Stored entries
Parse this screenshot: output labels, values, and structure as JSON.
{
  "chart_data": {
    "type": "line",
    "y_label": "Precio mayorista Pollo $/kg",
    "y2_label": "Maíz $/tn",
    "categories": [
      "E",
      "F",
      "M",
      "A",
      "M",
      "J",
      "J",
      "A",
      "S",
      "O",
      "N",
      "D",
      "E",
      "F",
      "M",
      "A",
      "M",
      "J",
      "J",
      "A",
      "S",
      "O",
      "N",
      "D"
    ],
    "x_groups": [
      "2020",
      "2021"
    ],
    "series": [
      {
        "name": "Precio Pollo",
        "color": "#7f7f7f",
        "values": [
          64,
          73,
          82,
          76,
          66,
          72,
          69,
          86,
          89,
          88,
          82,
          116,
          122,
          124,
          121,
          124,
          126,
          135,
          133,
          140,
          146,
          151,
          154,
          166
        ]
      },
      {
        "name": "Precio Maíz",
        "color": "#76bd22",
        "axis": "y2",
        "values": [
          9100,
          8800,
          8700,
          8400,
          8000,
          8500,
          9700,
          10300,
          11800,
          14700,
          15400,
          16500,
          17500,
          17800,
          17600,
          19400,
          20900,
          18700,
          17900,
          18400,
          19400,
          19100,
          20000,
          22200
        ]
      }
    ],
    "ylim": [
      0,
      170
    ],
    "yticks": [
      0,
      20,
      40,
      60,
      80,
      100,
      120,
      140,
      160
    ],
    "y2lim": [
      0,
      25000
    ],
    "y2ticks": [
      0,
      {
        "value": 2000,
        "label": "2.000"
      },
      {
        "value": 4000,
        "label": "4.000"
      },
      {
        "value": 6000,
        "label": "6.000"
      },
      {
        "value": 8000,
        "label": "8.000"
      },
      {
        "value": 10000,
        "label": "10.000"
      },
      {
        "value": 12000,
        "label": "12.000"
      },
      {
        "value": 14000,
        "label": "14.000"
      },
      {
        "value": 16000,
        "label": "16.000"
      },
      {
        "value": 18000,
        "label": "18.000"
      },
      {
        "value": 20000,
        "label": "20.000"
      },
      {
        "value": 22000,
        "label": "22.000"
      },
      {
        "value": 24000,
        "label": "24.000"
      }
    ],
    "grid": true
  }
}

• Aim
Extract each line from the listing that holds the word "Pollo".

• Reply to the task
    "y_label": "Precio mayorista Pollo $/kg",
        "name": "Precio Pollo",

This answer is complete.